EXERCISE
Report every line in the listing that contains the string "document".

SUPPLIED DATA

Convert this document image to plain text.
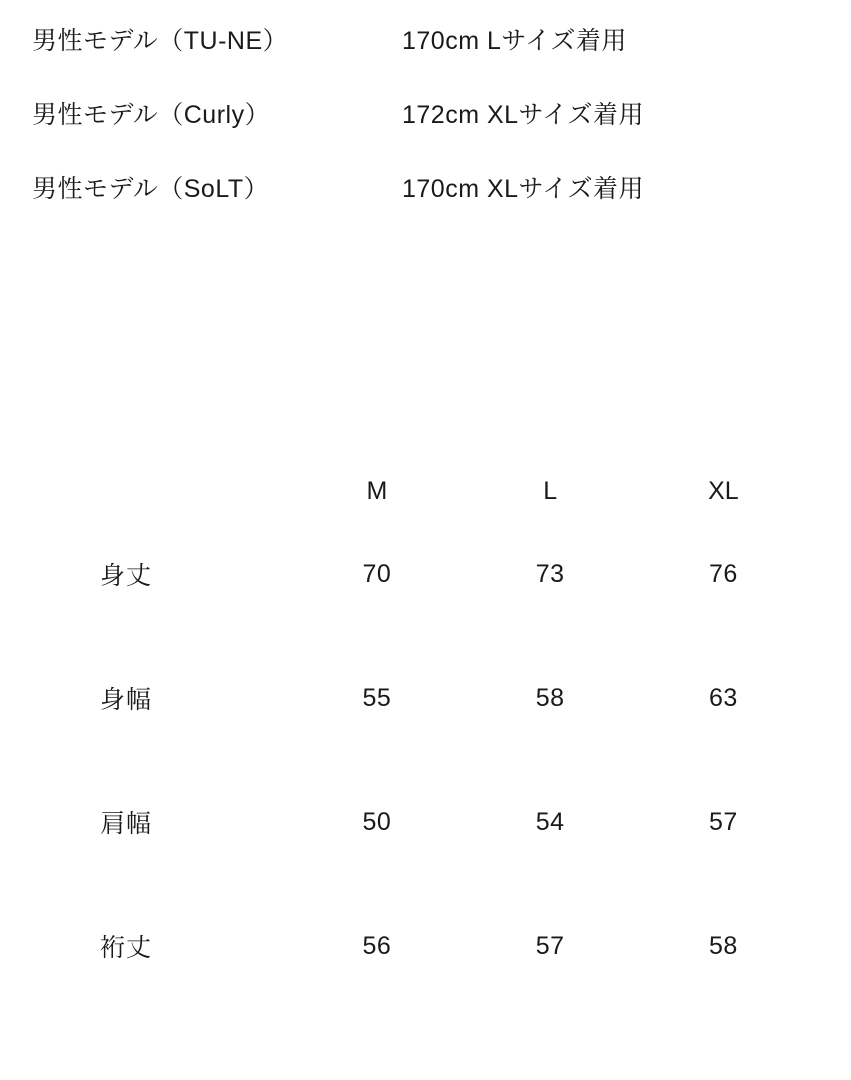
男性モデル（TU-NE）	170cm Lサイズ着用
男性モデル（Curly）	172cm XLサイズ着用
男性モデル（SoLT）	170cm XLサイズ着用
	M	L	XL
身丈	70	73	76
身幅	55	58	63
肩幅	50	54	57
裄丈	56	57	58
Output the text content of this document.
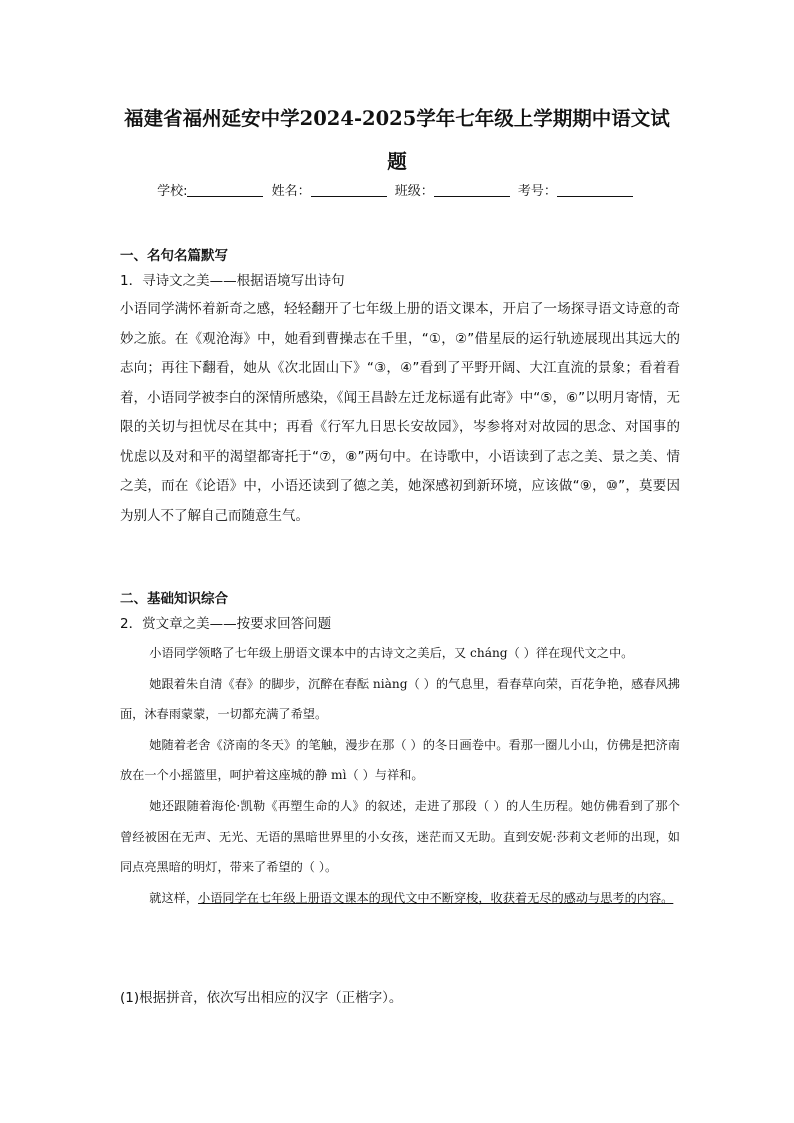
福建省福州延安中学2024-2025学年七年级上学期期中语文试
题
学校:	姓名：	班级：	考号：
一、名句名篇默写
1．寻诗文之美——根据语境写出诗句

小语同学满怀着新奇之感，轻轻翻开了七年级上册的语文课本，开启了一场探寻语文诗意的奇妙之旅。在《观沧海》中，她看到曹操志在千里，“①，②”借星辰的运行轨迹展现出其远大的志向；再往下翻看，她从《次北固山下》“③，④”看到了平野开阔、大江直流的景象；看着看着，小语同学被李白的深情所感染，《闻王昌龄左迁龙标遥有此寄》中“⑤，⑥”以明月寄情，无限的关切与担忧尽在其中；再看《行军九日思长安故园》，岑参将对对故园的思念、对国事的忧虑以及对和平的渴望都寄托于“⑦，⑧”两句中。在诗歌中，小语读到了志之美、景之美、情之美，而在《论语》中，小语还读到了德之美，她深感初到新环境，应该做“⑨，⑩”，莫要因为别人不了解自己而随意生气。

二、基础知识综合
2．赏文章之美——按要求回答问题

小语同学领略了七年级上册语文课本中的古诗文之美后，又 cháng（ ）徉在现代文之中。

她跟着朱自清《春》的脚步，沉醉在春酝 niàng（ ）的气息里，看春草向荣，百花争艳，感春风拂面，沐春雨蒙蒙，一切都充满了希望。

她随着老舍《济南的冬天》的笔触，漫步在那（ ）的冬日画卷中。看那一圈儿小山，仿佛是把济南放在一个小摇篮里，呵护着这座城的静 mì（ ）与祥和。

她还跟随着海伦·凯勒《再塑生命的人》的叙述，走进了那段（ ）的人生历程。她仿佛看到了那个曾经被困在无声、无光、无语的黑暗世界里的小女孩，迷茫而又无助。直到安妮·莎莉文老师的出现，如同点亮黑暗的明灯，带来了希望的（ ）。

就这样，小语同学在七年级上册语文课本的现代文中不断穿梭，收获着无尽的感动与思考的内容。

(1)根据拼音，依次写出相应的汉字（正楷字）。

RESULT
Convert this document image to plain text.
Output the text content of this document.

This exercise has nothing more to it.